- WHAT TO WORK ON:
**A)** Decide whether each statement agrees with the Japan Society of Boston blog posts. For each, answer yes or no and quote the exact words from the posts that settle it.
(i) Ray Matsumiya led a Brown Bag discussion at the Japan Society of Boston.
(ii) The Brown Bag series meets on the first Tuesday of each month.
(iii) The Japan Festival Boston runs on the Boston Common from 11am to 6pm.
**B)** Carry on the Japan Society of Boston blog posts from the last sentence shown.

• 16 May 2017 10:54 AM | Jessie (Administrator)


    Last week Ray Matsumiya visited the Japan Society of Boston to lead a Brown Bag discussion about how the University of the Middle East Project has been engaging global audiences in dialogue about Mid-East Peace. It was especially interesting to hear about the little-discussed impact that Japan has in contributing to peace in the Middle East.


    Ray spoke about how UME brought teachers from the United States over to Japan, where they learned from one of the last living Hibakusha (Atomic Bomb Survivors) who speaks fluent English. They met with mayors in Hiroshima and Nagasaki, and with high school students to discuss how Japan's experience recovering from nuclear attacks can help people work for peace in the Middle East. We learned that in Middle Eastern countries, Japan has a reputation for being a first-rate example of pursuing peace after conflict.

    You can learn more about the University of the Middle East Project at  http://www.ume.org


    Each month on the 2nd Tuesday, our Brown Bag series invites you to have lunch and talk about Japan.

  • 28 Apr 2017 10:28 AM | Matt (Administrator)

    Tips for Enjoying the Japan Festival Boston


    This Sunday, April 30, tens of thousands of people will gather to enjoy Japanese food, music, and activities on the Boston Common from 11am - 6pm. The weather forecast is lovely: partly cloudy, low 60s.

- RECORDS SHOWN:

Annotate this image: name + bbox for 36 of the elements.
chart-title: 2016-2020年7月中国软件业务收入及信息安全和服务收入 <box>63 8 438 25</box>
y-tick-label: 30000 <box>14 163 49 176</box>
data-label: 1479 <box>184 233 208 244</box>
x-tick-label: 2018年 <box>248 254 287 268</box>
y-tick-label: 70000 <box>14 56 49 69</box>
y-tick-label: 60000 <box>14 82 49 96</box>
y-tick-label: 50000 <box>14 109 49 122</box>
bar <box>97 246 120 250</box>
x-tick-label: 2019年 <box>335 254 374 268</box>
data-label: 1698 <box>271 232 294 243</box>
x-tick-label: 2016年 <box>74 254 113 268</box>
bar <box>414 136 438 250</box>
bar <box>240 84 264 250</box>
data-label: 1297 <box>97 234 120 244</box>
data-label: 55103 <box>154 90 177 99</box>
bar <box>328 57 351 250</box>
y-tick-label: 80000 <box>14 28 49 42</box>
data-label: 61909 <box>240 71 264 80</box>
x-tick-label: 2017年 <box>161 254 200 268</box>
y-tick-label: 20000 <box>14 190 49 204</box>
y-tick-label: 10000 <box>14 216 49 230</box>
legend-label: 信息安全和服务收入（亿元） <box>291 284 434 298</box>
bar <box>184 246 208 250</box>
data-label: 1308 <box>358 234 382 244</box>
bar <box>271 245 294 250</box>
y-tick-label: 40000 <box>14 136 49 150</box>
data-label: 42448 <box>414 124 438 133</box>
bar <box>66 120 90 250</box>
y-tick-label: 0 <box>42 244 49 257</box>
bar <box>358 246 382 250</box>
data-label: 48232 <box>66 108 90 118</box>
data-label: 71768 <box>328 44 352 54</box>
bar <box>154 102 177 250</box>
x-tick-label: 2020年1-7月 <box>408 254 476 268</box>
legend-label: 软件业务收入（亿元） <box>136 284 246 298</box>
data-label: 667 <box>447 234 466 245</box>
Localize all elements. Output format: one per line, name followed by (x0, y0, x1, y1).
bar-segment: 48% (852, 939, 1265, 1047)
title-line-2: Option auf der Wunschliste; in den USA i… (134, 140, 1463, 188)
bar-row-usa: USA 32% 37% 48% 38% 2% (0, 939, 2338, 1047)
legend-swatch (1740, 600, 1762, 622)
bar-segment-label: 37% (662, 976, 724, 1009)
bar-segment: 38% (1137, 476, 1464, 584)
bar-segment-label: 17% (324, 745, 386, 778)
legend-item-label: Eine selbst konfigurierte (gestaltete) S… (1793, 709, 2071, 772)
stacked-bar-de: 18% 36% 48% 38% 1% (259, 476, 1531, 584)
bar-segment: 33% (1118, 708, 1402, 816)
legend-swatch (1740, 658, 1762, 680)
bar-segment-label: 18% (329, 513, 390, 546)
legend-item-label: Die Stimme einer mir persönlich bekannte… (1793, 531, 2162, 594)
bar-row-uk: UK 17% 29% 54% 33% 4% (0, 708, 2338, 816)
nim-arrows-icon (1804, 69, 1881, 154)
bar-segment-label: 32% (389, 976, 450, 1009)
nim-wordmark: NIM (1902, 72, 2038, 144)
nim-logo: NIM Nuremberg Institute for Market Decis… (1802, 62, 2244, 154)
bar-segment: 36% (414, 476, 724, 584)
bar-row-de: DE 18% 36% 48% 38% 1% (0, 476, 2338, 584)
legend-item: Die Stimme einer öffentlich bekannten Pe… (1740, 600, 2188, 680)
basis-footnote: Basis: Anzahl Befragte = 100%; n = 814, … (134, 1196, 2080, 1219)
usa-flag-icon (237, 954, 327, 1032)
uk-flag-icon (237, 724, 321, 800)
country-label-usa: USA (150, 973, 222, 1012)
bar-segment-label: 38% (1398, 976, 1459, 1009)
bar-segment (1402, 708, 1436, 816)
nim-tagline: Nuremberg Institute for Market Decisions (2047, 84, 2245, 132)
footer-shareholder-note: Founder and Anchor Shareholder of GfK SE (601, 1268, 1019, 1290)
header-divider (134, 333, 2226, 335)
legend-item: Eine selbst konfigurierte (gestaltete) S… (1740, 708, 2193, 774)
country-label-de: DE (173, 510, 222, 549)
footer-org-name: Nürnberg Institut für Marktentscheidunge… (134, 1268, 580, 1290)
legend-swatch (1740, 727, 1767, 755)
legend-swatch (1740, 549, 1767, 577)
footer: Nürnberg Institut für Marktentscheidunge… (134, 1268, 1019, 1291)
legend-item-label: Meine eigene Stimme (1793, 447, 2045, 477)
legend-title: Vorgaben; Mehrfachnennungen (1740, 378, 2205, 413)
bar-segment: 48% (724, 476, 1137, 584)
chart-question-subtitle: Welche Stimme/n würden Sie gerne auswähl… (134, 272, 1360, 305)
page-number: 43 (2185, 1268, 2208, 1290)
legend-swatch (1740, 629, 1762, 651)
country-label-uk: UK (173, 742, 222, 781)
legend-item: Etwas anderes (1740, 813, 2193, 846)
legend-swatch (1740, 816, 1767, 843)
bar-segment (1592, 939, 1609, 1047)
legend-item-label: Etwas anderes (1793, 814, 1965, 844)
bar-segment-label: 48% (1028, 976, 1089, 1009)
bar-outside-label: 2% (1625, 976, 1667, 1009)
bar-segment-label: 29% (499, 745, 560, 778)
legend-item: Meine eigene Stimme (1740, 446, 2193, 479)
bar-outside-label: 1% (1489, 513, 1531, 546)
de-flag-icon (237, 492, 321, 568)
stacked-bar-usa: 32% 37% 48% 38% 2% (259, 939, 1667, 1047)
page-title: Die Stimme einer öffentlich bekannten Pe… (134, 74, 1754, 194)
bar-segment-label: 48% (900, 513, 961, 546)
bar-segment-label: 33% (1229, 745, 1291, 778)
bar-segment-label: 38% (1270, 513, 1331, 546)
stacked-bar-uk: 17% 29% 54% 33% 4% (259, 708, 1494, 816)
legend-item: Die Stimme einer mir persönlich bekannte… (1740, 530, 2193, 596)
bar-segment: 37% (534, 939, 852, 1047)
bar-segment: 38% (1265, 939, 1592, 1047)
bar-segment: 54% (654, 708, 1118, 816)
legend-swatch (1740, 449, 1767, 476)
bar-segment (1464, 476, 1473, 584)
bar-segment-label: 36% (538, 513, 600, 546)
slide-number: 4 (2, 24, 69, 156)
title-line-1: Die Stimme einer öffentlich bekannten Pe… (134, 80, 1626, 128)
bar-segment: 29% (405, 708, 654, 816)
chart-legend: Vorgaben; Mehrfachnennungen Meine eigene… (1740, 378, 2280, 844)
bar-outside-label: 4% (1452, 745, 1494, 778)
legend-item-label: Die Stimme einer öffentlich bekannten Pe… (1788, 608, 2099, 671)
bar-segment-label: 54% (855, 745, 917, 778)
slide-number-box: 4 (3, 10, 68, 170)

- RESULTS OF THE EXERCISE:
**A)**
(i) Yes: "Last week Ray Matsumiya visited the Japan Society of Boston to lead a Brown Bag discussion"
(ii) No: "Each month on the 2nd Tuesday, our Brown Bag series invites you to have lunch and talk about Japan."
(iii) Yes: "on the Boston Common from 11am - 6pm"

**B)**
    To help you make the most of your seven hours, we put together some helpful tips. You can find full details at the Japan Festival's own website. Festival admission is free, thanks to sponsors and hundreds of volunteers. 


    1. Make sure you stop by our Japan Society Boston booth marked on this map in spots 10 and 11.

    At our booth, you can: 

    • Have your name written in Japanese on a fan to take home as a souvenir (while supplies last). 
    • Try on a yukata and have your picture taken. 
    • Attend a free incense class taught by Kiyoko Morita between 2:30 - 3:00pm. Sign up here.
    • Taste some Japanese snacks.
    • Buy our new JSB T-shirt for $15 or join JSB and get one for free. Join anytime before or during the Festival and pick up the T-shirt at our booth. 
    • Also, win a top-grade futon with a cover (by J-Life International) if you join JSB before Sunday at midnight (over $300 value). We will do a raffle drawing and notify the winner by email on Monday, May 1. 
    • Additionally, win a yukata or a JSB membership by filling out our four-question survey (enters you in a raffle). We want to hear what you love about Japan and what more you think JSB can do to connect you with Japan in Boston. Drawing May 1.
    For those of you who want to contribute by volunteering, we have some spots left. Sign up here for a two-hour shift and your free T-shirt.  

    2. Plan, then wander. 

    Everyone approaches the booths and activities differently. With just seven hours at the Japan Festival and more than 50,000 people expected to attend, however, we recommend that you plan your top choice foods, booth activities, or stage shows. Spending even five minutes at the Japan Festival website will help you to be sure you don't miss out. But beware over-planning. Be sure you leave time to just wander. And print this Festival Guide and Map. 

    3. Eat. Donate.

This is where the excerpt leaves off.